#### [Description of the task]
Check each line below for the word "Nettokaltmiete" and give the number of lines that have it, nothing more.

-- start of Working data --

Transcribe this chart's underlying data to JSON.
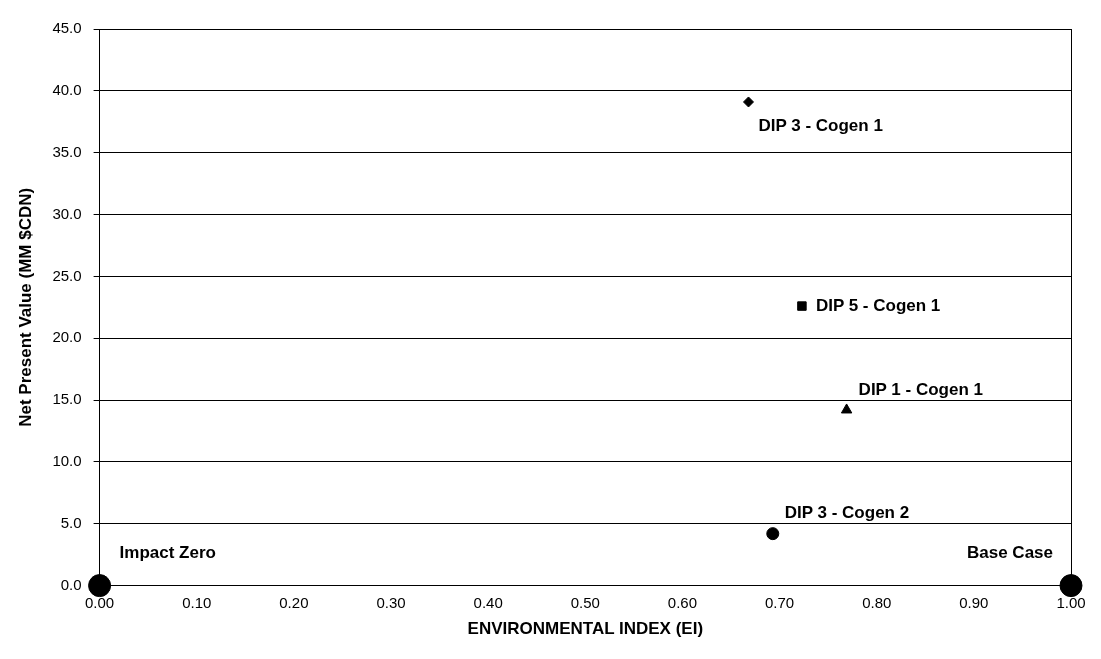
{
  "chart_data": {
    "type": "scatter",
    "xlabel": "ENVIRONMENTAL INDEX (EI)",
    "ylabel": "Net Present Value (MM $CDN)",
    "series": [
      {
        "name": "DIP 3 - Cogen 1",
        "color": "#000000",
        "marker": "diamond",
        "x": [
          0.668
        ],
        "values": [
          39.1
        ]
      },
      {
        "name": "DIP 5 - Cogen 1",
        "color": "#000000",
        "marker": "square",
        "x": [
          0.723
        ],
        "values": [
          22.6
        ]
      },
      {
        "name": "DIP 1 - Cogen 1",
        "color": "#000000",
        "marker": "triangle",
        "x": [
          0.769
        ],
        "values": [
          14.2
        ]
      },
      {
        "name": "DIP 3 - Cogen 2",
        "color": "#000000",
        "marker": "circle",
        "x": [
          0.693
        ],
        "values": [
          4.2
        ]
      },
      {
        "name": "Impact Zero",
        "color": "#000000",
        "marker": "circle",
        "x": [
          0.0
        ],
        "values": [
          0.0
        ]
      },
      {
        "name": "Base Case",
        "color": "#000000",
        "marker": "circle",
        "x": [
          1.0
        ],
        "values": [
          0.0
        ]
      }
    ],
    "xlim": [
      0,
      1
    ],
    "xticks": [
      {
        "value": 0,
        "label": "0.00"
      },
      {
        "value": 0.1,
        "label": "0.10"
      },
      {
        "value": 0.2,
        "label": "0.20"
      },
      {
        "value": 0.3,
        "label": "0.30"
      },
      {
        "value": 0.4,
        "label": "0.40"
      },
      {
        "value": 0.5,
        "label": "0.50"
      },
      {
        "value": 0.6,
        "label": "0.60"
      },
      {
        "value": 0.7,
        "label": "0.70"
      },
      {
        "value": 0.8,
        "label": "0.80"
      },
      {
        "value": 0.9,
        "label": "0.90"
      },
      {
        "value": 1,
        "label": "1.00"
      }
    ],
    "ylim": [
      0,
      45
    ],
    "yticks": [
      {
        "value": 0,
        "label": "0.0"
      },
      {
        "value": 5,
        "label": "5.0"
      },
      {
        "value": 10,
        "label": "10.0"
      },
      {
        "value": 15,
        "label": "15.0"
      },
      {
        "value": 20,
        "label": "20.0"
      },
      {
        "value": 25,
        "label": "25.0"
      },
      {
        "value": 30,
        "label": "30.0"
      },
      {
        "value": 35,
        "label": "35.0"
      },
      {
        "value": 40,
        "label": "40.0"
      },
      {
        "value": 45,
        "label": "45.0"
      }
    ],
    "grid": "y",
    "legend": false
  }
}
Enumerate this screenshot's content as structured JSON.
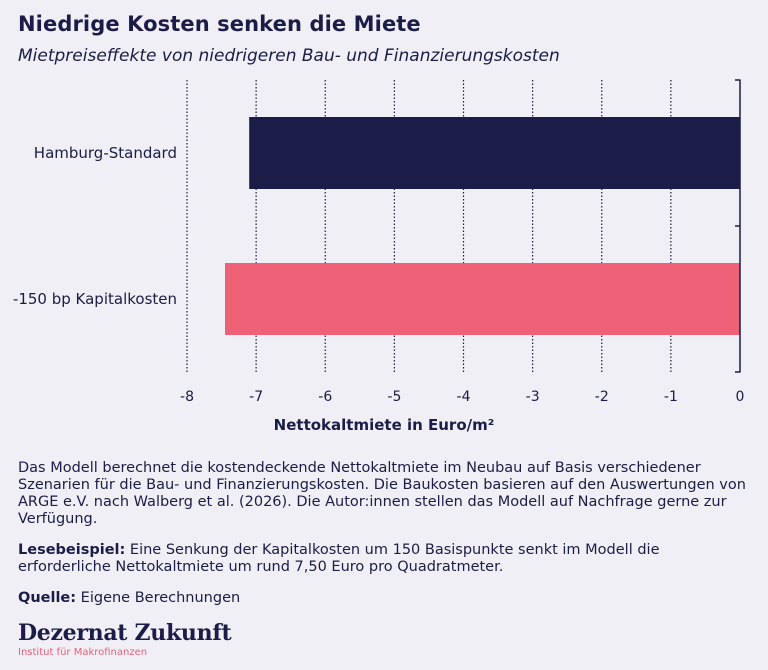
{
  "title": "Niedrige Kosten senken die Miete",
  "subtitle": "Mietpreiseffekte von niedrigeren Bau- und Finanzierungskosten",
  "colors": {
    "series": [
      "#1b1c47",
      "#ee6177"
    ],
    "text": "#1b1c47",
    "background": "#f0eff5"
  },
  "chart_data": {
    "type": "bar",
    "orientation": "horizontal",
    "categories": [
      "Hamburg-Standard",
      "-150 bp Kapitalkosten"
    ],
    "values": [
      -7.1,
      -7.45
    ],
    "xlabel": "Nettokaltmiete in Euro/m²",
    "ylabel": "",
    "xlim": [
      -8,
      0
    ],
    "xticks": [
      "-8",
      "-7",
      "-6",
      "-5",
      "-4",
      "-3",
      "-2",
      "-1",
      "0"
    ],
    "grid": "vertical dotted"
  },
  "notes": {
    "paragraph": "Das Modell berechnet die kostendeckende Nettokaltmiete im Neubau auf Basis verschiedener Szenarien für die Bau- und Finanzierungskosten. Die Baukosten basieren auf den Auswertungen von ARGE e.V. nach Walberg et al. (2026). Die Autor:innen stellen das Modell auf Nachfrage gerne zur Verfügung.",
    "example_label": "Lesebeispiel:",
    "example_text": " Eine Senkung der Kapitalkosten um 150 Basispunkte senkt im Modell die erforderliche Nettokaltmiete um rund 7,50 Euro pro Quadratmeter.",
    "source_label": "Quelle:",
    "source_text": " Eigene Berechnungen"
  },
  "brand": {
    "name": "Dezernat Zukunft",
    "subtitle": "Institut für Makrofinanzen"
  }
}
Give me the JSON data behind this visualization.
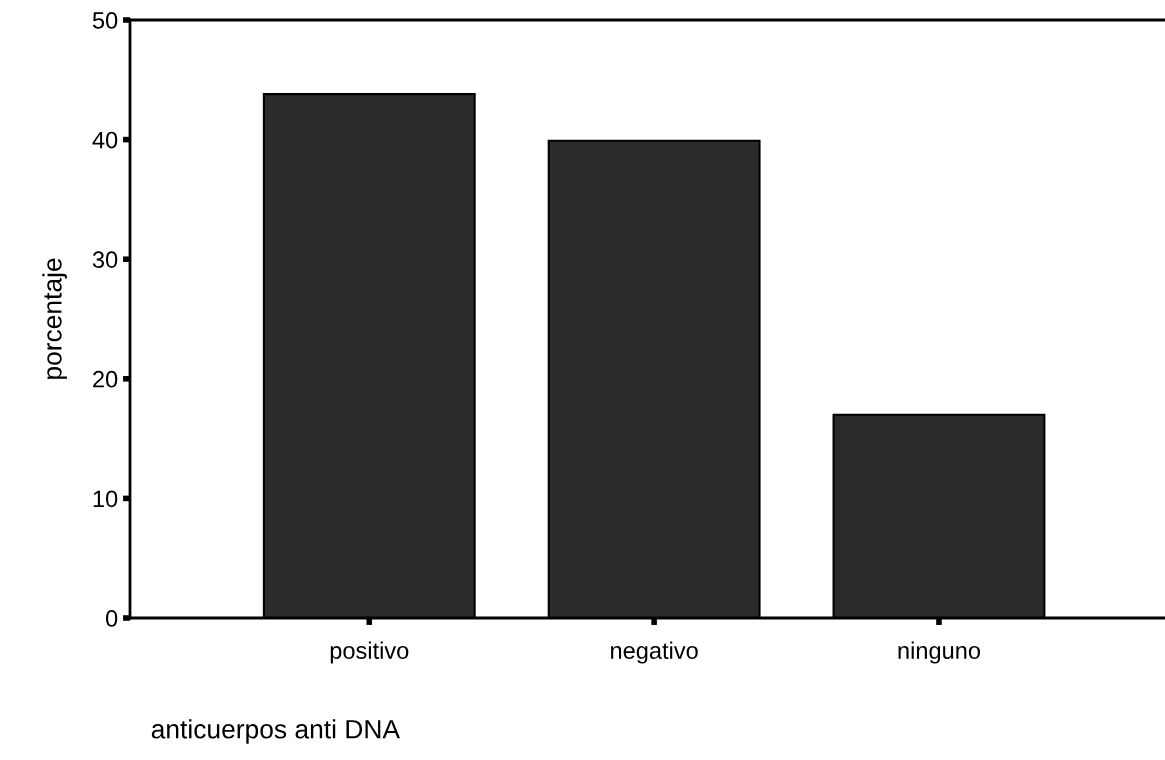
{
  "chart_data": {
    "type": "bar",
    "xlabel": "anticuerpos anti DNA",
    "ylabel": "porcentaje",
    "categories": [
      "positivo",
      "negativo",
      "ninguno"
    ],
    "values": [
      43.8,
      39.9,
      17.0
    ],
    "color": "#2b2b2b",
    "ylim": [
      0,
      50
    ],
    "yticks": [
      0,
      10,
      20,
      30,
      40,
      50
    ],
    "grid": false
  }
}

-- end of Working data --
-- start of Working data --

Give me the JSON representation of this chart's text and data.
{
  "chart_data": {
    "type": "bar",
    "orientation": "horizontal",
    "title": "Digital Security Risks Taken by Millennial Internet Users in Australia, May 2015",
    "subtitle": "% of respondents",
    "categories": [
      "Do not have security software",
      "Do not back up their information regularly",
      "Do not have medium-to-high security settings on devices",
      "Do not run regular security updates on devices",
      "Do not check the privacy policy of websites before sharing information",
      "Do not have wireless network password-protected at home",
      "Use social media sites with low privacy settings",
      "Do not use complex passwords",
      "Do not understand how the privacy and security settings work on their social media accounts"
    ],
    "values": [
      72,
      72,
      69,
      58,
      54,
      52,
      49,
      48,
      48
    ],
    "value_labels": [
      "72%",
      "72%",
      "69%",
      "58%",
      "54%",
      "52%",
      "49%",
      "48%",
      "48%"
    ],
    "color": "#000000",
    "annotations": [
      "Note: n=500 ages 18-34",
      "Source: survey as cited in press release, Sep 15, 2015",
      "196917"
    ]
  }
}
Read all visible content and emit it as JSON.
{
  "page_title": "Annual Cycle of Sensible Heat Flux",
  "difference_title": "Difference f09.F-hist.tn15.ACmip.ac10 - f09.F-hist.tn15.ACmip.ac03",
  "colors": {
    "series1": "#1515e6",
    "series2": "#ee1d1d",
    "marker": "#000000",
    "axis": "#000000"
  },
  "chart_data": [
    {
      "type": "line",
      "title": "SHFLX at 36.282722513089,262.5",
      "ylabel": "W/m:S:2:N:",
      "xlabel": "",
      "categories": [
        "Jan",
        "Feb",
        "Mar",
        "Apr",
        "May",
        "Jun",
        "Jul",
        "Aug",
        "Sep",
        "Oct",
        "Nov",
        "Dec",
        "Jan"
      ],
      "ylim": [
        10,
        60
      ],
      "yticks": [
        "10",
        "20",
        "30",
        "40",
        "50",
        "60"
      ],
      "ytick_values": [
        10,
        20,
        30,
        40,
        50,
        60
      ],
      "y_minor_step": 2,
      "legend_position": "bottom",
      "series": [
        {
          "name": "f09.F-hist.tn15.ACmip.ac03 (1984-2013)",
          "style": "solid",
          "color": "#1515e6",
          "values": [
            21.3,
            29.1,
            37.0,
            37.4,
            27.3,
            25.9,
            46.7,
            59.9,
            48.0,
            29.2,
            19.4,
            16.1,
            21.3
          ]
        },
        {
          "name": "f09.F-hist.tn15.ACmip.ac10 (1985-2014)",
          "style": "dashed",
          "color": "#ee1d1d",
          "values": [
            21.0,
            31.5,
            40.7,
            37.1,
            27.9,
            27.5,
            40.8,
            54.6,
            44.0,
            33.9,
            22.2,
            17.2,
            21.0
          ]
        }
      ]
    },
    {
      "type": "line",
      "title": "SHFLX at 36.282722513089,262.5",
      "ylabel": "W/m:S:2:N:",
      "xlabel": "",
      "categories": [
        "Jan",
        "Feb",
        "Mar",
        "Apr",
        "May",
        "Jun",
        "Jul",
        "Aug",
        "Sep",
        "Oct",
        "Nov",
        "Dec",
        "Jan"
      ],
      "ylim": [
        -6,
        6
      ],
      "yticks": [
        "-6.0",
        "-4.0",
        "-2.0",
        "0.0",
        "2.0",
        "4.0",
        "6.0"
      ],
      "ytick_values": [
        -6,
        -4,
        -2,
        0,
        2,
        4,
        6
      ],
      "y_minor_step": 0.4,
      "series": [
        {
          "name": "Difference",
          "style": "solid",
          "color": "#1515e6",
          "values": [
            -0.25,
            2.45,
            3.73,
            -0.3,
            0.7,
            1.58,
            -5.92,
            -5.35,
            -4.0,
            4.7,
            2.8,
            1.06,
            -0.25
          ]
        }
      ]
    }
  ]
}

-- end of Working data --
-- start of Working data --

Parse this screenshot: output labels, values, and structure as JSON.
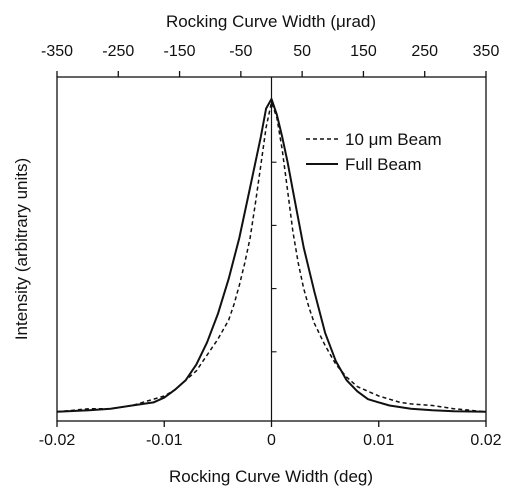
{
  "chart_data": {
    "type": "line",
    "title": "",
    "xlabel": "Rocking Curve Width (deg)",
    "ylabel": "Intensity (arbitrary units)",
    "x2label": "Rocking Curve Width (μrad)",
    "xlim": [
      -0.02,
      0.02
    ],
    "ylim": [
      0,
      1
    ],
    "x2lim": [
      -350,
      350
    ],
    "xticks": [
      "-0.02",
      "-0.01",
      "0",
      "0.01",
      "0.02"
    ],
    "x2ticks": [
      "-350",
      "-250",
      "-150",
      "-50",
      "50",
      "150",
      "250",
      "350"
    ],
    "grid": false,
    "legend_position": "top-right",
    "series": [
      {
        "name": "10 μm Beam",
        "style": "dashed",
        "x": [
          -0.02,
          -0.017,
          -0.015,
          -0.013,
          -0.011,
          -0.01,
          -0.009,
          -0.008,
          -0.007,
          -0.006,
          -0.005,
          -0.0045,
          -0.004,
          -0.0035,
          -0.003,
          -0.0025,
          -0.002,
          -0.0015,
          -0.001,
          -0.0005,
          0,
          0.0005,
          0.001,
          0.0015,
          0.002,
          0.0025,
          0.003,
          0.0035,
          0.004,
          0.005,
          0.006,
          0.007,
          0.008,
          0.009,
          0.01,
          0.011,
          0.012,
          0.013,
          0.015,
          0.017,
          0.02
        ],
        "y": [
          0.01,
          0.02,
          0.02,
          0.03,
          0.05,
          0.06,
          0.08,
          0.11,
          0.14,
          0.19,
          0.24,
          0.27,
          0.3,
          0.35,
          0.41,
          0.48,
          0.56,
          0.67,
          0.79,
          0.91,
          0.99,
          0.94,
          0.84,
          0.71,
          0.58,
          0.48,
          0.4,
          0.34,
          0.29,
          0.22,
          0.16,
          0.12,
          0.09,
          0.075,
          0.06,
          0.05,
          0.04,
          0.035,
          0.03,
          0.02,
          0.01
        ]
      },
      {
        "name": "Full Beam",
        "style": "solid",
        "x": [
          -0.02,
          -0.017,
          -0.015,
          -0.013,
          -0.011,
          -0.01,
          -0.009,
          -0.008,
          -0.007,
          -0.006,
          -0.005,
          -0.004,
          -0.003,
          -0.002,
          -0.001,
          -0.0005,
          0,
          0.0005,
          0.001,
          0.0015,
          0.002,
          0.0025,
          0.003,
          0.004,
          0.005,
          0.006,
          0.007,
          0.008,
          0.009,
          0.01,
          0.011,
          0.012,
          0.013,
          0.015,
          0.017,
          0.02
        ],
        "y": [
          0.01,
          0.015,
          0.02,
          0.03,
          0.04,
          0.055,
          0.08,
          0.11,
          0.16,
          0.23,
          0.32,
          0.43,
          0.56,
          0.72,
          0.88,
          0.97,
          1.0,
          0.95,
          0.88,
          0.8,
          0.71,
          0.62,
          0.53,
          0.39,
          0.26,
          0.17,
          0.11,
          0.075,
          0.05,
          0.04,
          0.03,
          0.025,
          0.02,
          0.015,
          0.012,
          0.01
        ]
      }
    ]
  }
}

-- end of Working data --

#### [Task response]
3